## Task details
Reproduce each line exactly, including spacing and punctuation.

Structured figure records:
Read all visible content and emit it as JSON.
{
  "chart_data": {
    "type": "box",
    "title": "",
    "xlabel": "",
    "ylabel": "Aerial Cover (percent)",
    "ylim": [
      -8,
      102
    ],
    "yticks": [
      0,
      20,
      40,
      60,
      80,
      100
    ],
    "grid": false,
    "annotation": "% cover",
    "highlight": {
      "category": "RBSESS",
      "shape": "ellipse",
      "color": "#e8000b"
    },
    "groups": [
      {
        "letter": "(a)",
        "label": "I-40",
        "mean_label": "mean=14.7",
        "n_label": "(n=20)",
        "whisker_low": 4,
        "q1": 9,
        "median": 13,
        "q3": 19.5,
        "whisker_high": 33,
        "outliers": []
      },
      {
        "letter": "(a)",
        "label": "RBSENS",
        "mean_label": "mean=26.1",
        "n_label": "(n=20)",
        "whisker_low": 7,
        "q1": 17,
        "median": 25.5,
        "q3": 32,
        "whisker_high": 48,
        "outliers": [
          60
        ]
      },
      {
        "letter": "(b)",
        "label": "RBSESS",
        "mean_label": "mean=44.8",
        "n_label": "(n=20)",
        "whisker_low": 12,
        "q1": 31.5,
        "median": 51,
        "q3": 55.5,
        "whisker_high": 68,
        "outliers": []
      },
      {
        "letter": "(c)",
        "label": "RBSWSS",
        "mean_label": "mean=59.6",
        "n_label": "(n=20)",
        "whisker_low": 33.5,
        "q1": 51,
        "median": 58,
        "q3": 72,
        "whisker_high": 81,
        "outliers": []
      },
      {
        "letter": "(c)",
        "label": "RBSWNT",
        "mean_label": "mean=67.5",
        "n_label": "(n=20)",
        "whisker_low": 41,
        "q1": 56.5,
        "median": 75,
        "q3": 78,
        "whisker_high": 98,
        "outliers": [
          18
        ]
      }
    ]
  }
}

## Correct output
Read all visible content and emit it as JSON.
{
  "chart_data": {
    "type": "box",
    "title": "",
    "xlabel": "",
    "ylabel": "Aerial Cover (percent)",
    "ylim": [
      -8,
      102
    ],
    "yticks": [
      0,
      20,
      40,
      60,
      80,
      100
    ],
    "grid": false,
    "annotation": "% cover",
    "highlight": {
      "category": "RBSESS",
      "shape": "ellipse",
      "color": "#e8000b"
    },
    "groups": [
      {
        "letter": "(a)",
        "label": "I-40",
        "mean_label": "mean=14.7",
        "n_label": "(n=20)",
        "whisker_low": 4,
        "q1": 9,
        "median": 13,
        "q3": 19.5,
        "whisker_high": 33,
        "outliers": []
      },
      {
        "letter": "(a)",
        "label": "RBSENS",
        "mean_label": "mean=26.1",
        "n_label": "(n=20)",
        "whisker_low": 7,
        "q1": 17,
        "median": 25.5,
        "q3": 32,
        "whisker_high": 48,
        "outliers": [
          60
        ]
      },
      {
        "letter": "(b)",
        "label": "RBSESS",
        "mean_label": "mean=44.8",
        "n_label": "(n=20)",
        "whisker_low": 12,
        "q1": 31.5,
        "median": 51,
        "q3": 55.5,
        "whisker_high": 68,
        "outliers": []
      },
      {
        "letter": "(c)",
        "label": "RBSWSS",
        "mean_label": "mean=59.6",
        "n_label": "(n=20)",
        "whisker_low": 33.5,
        "q1": 51,
        "median": 58,
        "q3": 72,
        "whisker_high": 81,
        "outliers": []
      },
      {
        "letter": "(c)",
        "label": "RBSWNT",
        "mean_label": "mean=67.5",
        "n_label": "(n=20)",
        "whisker_low": 41,
        "q1": 56.5,
        "median": 75,
        "q3": 78,
        "whisker_high": 98,
        "outliers": [
          18
        ]
      }
    ]
  }
}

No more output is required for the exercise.